## Directions for this task
What is the number of lines holding the word "Gulielmi"? Give that number alone.

--------------------------------------------------

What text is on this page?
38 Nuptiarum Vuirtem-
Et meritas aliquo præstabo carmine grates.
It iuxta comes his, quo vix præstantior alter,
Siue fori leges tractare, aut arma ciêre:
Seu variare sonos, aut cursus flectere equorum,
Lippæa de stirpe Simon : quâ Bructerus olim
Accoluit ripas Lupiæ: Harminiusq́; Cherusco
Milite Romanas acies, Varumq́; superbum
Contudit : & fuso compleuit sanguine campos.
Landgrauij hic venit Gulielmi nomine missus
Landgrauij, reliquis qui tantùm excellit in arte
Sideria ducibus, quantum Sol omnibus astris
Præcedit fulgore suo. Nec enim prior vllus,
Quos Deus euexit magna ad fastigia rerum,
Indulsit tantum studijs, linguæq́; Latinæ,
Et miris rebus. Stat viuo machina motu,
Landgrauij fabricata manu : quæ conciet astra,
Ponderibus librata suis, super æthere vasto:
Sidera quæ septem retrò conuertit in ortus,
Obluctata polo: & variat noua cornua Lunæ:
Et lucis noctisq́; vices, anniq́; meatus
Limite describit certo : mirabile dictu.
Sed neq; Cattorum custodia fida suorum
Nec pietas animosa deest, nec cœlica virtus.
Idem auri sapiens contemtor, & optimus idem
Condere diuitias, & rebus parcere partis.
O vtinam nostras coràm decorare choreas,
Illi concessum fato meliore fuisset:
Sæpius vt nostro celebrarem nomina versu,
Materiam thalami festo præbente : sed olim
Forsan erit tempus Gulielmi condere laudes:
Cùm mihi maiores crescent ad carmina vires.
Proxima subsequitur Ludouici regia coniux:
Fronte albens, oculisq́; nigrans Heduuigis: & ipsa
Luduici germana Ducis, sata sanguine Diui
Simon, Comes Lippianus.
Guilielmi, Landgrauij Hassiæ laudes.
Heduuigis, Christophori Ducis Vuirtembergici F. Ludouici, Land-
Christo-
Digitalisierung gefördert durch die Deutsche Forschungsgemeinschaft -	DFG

--------------------------------------------------

## Reply
2